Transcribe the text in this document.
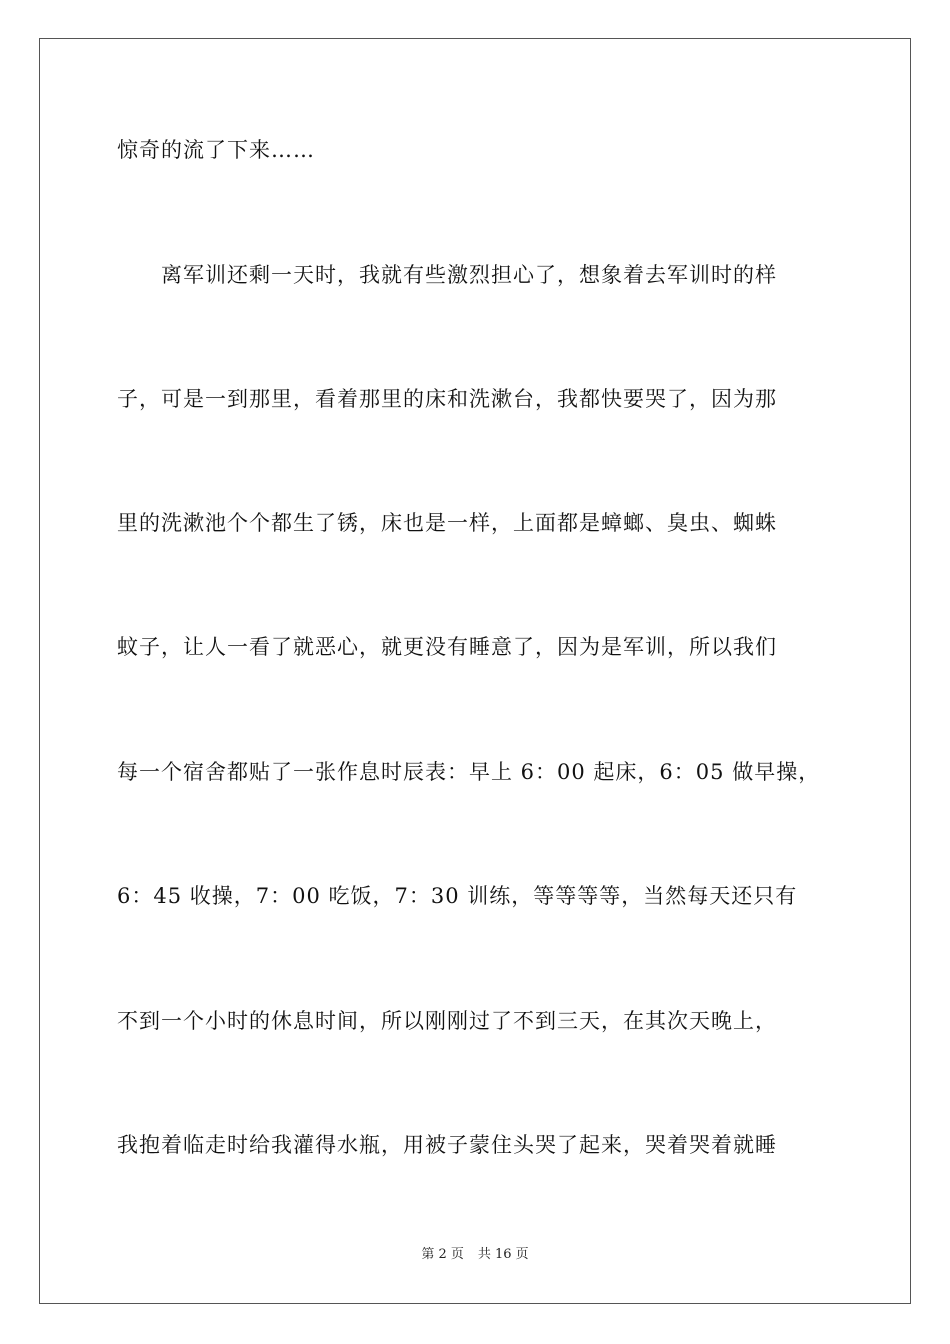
惊奇的流了下来……
　　离军训还剩一天时，我就有些激烈担心了，想象着去军训时的样
子，可是一到那里，看着那里的床和洗漱台，我都快要哭了，因为那
里的洗漱池个个都生了锈，床也是一样，上面都是蟑螂、臭虫、蜘蛛
蚊子，让人一看了就恶心，就更没有睡意了，因为是军训，所以我们
每一个宿舍都贴了一张作息时辰表：早上 6：00 起床，6：05 做早操，
6：45 收操，7：00 吃饭，7：30 训练，等等等等，当然每天还只有
不到一个小时的休息时间，所以刚刚过了不到三天，在其次天晚上，
我抱着临走时给我灌得水瓶，用被子蒙住头哭了起来，哭着哭着就睡
第 2 页 共 16 页
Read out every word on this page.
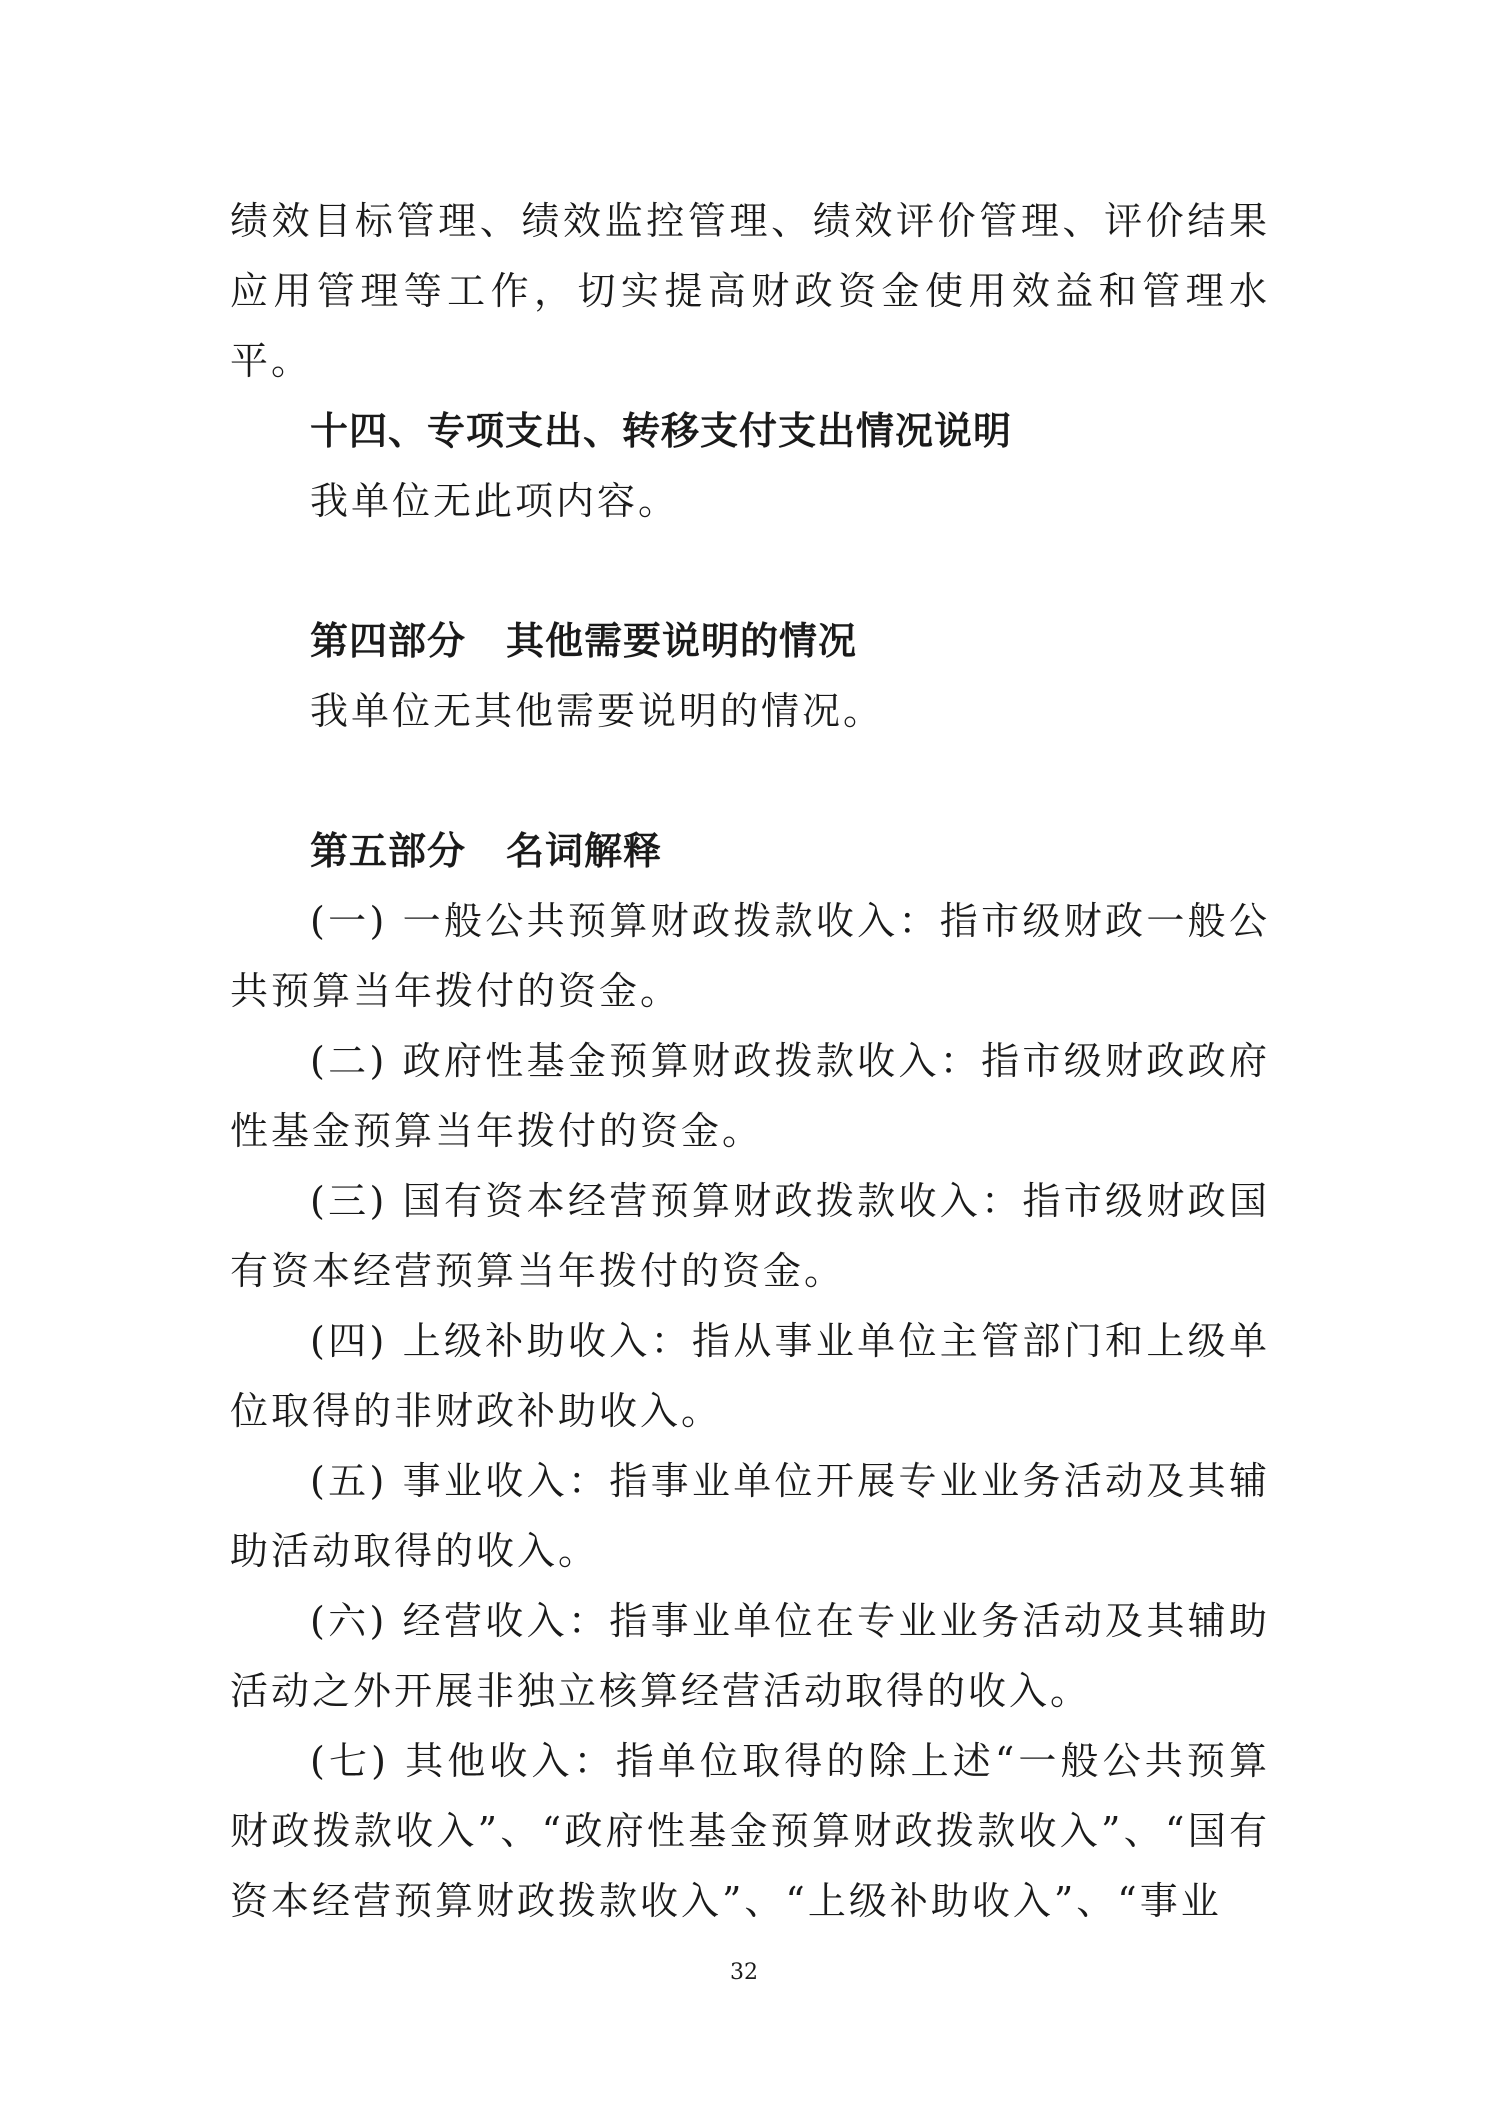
绩效目标管理、绩效监控管理、绩效评价管理、评价结果应用管理等工作，切实提高财政资金使用效益和管理水平。

十四、专项支出、转移支付支出情况说明

我单位无此项内容。

第四部分 其他需要说明的情况

我单位无其他需要说明的情况。

第五部分 名词解释

(一) 一般公共预算财政拨款收入：指市级财政一般公共预算当年拨付的资金。

(二) 政府性基金预算财政拨款收入：指市级财政政府性基金预算当年拨付的资金。

(三) 国有资本经营预算财政拨款收入：指市级财政国有资本经营预算当年拨付的资金。

(四) 上级补助收入：指从事业单位主管部门和上级单位取得的非财政补助收入。

(五) 事业收入：指事业单位开展专业业务活动及其辅助活动取得的收入。

(六) 经营收入：指事业单位在专业业务活动及其辅助活动之外开展非独立核算经营活动取得的收入。

(七) 其他收入：指单位取得的除上述“一般公共预算财政拨款收入”、“政府性基金预算财政拨款收入”、“国有资本经营预算财政拨款收入”、“上级补助收入”、“事业

32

- _Required work_: Give all the lines above again, character for character, without pictures.

- _Solution to this task_:
Transcribe the text in this document.
惊奇的流了下来……
　　离军训还剩一天时，我就有些激烈担心了，想象着去军训时的样
子，可是一到那里，看着那里的床和洗漱台，我都快要哭了，因为那
里的洗漱池个个都生了锈，床也是一样，上面都是蟑螂、臭虫、蜘蛛
蚊子，让人一看了就恶心，就更没有睡意了，因为是军训，所以我们
每一个宿舍都贴了一张作息时辰表：早上 6：00 起床，6：05 做早操，
6：45 收操，7：00 吃饭，7：30 训练，等等等等，当然每天还只有
不到一个小时的休息时间，所以刚刚过了不到三天，在其次天晚上，
我抱着临走时给我灌得水瓶，用被子蒙住头哭了起来，哭着哭着就睡
第 2 页 共 16 页
Read out every word on this page.
绩效目标管理、绩效监控管理、绩效评价管理、评价结果应用管理等工作，切实提高财政资金使用效益和管理水平。

十四、专项支出、转移支付支出情况说明

我单位无此项内容。

第四部分 其他需要说明的情况

我单位无其他需要说明的情况。

第五部分 名词解释

(一) 一般公共预算财政拨款收入：指市级财政一般公共预算当年拨付的资金。

(二) 政府性基金预算财政拨款收入：指市级财政政府性基金预算当年拨付的资金。

(三) 国有资本经营预算财政拨款收入：指市级财政国有资本经营预算当年拨付的资金。

(四) 上级补助收入：指从事业单位主管部门和上级单位取得的非财政补助收入。

(五) 事业收入：指事业单位开展专业业务活动及其辅助活动取得的收入。

(六) 经营收入：指事业单位在专业业务活动及其辅助活动之外开展非独立核算经营活动取得的收入。

(七) 其他收入：指单位取得的除上述“一般公共预算财政拨款收入”、“政府性基金预算财政拨款收入”、“国有资本经营预算财政拨款收入”、“上级补助收入”、“事业

32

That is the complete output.